== GIVEN TEXT

Question

The Coulomb barrier height for `alpha` particle emission is 30.0MeV. What is the barrier height for `._(6)C^(14)`? The required data is
`m(._(88)Ra^(223))=223.01850u , m(._(82)Pa^(209))=208.98107u , m(._(86)Rn^(219))=219.00948u, m(._(6)C^(14))=14.00324u , m(._(2)He^(4))=4.00260u`

Answer 1

The coulomb barrier height for a `alpha` decay is equal to the coulomb repulsion between the `alpha` particle and the dougther nucleus of (Z=88-2=86) when they are just touching each other. Hence
`u(alpha)=((2e)(86e))/(r_(0)(219^(1//3)+4^(1//3)))`
Similarly, the coulomb barrier for `C^(14)` is `u(C^(14))= ((6e)(82e))/(r_(0)(209^(1//3)+14^(1//3)))`
Dividing, we get `(u(C^(14)))/(u(alpha))=(6xx82)/(209^(1//3)+14^(1//3))xx(219^(1//3)+4^(1//3))/(2xx86)=(6xx82(6.03+1.59))/((5.93+2.41)xx2xx86)=2.61`
`u(c^(14))=u(alpha)xx2.61=30xx2.61=78.3MeV`

====

* APPLY WHAT YOU READ:
A. In the Coulomb barrier solution, list every charge that is written as a multiple of e in the two barrier-height expressions.
B. In the Coulomb barrier problem, what barrier height does the answer give for carbon-14?

== DATASET EXTRACT

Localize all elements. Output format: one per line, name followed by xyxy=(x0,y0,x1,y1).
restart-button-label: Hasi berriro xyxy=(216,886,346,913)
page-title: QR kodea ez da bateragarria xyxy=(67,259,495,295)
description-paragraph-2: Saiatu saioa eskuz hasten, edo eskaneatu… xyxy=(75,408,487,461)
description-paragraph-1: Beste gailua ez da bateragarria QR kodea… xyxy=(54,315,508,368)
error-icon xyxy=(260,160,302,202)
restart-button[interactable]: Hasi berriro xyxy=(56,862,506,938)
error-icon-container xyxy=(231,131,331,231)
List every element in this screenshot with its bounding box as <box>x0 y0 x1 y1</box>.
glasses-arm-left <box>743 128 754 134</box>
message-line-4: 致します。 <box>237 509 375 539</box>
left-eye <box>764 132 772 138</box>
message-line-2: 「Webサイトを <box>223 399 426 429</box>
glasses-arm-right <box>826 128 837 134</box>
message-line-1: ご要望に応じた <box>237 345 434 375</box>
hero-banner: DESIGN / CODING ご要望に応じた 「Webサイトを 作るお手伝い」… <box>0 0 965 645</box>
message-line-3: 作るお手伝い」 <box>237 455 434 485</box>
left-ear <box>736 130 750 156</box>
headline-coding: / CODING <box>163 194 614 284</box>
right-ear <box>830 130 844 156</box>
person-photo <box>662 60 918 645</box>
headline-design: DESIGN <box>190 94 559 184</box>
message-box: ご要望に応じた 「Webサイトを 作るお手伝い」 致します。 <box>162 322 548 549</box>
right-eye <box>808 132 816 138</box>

====

* SOLUTIONS BELOW:
A. 2e, 86e, 6e, 82e

B. 78.3 MeV